What the task asks: Can you recast the lines of every entry below as a numbered list, dropping any blank lines and leaving the pictures out?
begin
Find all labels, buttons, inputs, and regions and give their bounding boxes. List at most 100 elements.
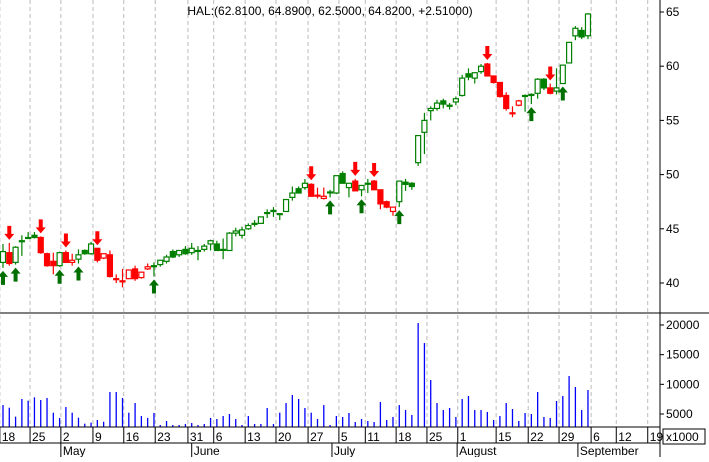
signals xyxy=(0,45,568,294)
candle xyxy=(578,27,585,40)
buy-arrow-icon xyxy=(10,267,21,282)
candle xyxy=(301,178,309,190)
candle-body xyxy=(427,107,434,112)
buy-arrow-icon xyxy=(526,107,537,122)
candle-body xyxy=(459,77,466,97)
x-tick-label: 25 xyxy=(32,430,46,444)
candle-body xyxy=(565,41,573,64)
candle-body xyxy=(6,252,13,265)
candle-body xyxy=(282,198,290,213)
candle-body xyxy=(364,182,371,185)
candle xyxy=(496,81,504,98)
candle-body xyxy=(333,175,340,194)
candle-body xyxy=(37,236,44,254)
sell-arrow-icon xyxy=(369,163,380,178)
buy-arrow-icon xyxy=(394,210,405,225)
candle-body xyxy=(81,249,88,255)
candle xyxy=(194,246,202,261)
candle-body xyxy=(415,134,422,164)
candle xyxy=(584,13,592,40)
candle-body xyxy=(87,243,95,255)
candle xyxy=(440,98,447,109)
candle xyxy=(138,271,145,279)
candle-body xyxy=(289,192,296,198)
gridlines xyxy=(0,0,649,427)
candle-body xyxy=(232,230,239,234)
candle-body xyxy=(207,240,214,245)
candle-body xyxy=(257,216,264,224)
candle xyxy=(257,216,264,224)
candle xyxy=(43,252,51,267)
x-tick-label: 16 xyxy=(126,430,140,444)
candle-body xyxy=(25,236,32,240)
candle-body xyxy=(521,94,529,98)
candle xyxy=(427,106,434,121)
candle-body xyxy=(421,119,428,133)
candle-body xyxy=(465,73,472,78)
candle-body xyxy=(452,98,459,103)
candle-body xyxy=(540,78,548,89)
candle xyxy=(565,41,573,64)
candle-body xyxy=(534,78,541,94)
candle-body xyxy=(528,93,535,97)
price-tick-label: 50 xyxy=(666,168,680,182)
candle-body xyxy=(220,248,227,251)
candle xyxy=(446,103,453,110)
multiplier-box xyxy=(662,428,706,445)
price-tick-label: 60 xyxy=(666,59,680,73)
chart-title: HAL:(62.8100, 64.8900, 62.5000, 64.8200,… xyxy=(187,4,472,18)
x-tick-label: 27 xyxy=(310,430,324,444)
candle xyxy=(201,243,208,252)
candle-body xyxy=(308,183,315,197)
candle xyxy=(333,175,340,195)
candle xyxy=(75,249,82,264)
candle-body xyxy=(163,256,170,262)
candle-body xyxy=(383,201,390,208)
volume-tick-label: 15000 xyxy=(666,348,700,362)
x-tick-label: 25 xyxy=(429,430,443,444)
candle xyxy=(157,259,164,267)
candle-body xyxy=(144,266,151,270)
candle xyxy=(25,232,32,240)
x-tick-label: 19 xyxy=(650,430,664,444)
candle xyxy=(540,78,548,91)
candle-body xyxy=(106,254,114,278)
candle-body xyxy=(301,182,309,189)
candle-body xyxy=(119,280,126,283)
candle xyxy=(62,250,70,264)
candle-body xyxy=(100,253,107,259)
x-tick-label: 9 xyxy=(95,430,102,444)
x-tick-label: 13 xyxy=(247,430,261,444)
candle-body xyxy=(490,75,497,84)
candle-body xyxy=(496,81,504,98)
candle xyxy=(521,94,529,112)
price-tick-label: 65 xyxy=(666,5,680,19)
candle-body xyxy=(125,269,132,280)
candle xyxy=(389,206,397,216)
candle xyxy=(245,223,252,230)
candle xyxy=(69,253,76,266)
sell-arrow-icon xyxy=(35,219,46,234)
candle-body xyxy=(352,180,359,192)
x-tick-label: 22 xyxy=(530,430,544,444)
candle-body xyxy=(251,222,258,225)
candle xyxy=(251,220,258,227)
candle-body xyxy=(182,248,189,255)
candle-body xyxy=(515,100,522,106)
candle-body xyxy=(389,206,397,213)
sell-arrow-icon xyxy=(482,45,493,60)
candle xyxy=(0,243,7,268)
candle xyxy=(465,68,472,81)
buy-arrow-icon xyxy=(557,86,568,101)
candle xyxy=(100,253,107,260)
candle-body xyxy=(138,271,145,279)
end
Output of the exercise:
1. Find all labels, buttons, inputs, and regions and give their bounding boxes. List at most 100 elements.
2. signals xyxy=(0,45,568,294)
3. candle xyxy=(578,27,585,40)
4. buy-arrow-icon xyxy=(10,267,21,282)
5. candle xyxy=(301,178,309,190)
6. candle-body xyxy=(427,107,434,112)
7. buy-arrow-icon xyxy=(526,107,537,122)
8. candle-body xyxy=(459,77,466,97)
9. x-tick-label: 25 xyxy=(32,430,46,444)
10. candle-body xyxy=(565,41,573,64)
11. candle-body xyxy=(6,252,13,265)
12. candle-body xyxy=(282,198,290,213)
13. candle-body xyxy=(364,182,371,185)
14. candle xyxy=(496,81,504,98)
15. candle-body xyxy=(333,175,340,194)
16. candle-body xyxy=(37,236,44,254)
17. sell-arrow-icon xyxy=(369,163,380,178)
18. buy-arrow-icon xyxy=(394,210,405,225)
19. candle-body xyxy=(81,249,88,255)
20. candle xyxy=(194,246,202,261)
21. candle-body xyxy=(415,134,422,164)
22. candle xyxy=(584,13,592,40)
23. candle-body xyxy=(87,243,95,255)
24. candle xyxy=(440,98,447,109)
25. candle xyxy=(138,271,145,279)
26. candle-body xyxy=(289,192,296,198)
27. gridlines xyxy=(0,0,649,427)
28. candle-body xyxy=(232,230,239,234)
29. candle-body xyxy=(207,240,214,245)
30. candle-body xyxy=(257,216,264,224)
31. candle xyxy=(257,216,264,224)
32. candle xyxy=(43,252,51,267)
33. x-tick-label: 16 xyxy=(126,430,140,444)
34. candle-body xyxy=(25,236,32,240)
35. candle-body xyxy=(521,94,529,98)
36. candle xyxy=(427,106,434,121)
37. candle-body xyxy=(421,119,428,133)
38. candle-body xyxy=(465,73,472,78)
39. candle-body xyxy=(452,98,459,103)
40. candle-body xyxy=(540,78,548,89)
41. candle xyxy=(565,41,573,64)
42. candle-body xyxy=(534,78,541,94)
43. candle-body xyxy=(528,93,535,97)
44. price-tick-label: 50 xyxy=(666,168,680,182)
45. candle-body xyxy=(220,248,227,251)
46. candle xyxy=(446,103,453,110)
47. multiplier-box xyxy=(662,428,706,445)
48. price-tick-label: 60 xyxy=(666,59,680,73)
49. chart-title: HAL:(62.8100, 64.8900, 62.5000, 64.8200,… xyxy=(187,4,472,18)
50. x-tick-label: 27 xyxy=(310,430,324,444)
51. candle xyxy=(201,243,208,252)
52. candle-body xyxy=(308,183,315,197)
53. candle xyxy=(333,175,340,195)
54. candle xyxy=(75,249,82,264)
55. candle-body xyxy=(163,256,170,262)
56. candle-body xyxy=(383,201,390,208)
57. volume-tick-label: 15000 xyxy=(666,348,700,362)
58. x-tick-label: 25 xyxy=(429,430,443,444)
59. candle xyxy=(157,259,164,267)
60. candle-body xyxy=(144,266,151,270)
61. candle xyxy=(25,232,32,240)
62. x-tick-label: 19 xyxy=(650,430,664,444)
63. candle xyxy=(540,78,548,91)
64. candle-body xyxy=(106,254,114,278)
65. candle-body xyxy=(301,182,309,189)
66. candle-body xyxy=(119,280,126,283)
67. candle xyxy=(62,250,70,264)
68. candle-body xyxy=(100,253,107,259)
69. x-tick-label: 9 xyxy=(95,430,102,444)
70. x-tick-label: 13 xyxy=(247,430,261,444)
71. candle-body xyxy=(490,75,497,84)
72. candle-body xyxy=(496,81,504,98)
73. candle xyxy=(521,94,529,112)
74. price-tick-label: 65 xyxy=(666,5,680,19)
75. candle-body xyxy=(125,269,132,280)
76. candle xyxy=(389,206,397,216)
77. candle xyxy=(245,223,252,230)
78. candle xyxy=(69,253,76,266)
79. sell-arrow-icon xyxy=(35,219,46,234)
80. candle-body xyxy=(352,180,359,192)
81. x-tick-label: 22 xyxy=(530,430,544,444)
82. candle-body xyxy=(251,222,258,225)
83. candle xyxy=(251,220,258,227)
84. candle-body xyxy=(182,248,189,255)
85. candle-body xyxy=(515,100,522,106)
86. candle-body xyxy=(389,206,397,213)
87. sell-arrow-icon xyxy=(482,45,493,60)
88. candle xyxy=(0,243,7,268)
89. candle xyxy=(465,68,472,81)
90. buy-arrow-icon xyxy=(557,86,568,101)
91. candle xyxy=(100,253,107,260)
92. candle-body xyxy=(138,271,145,279)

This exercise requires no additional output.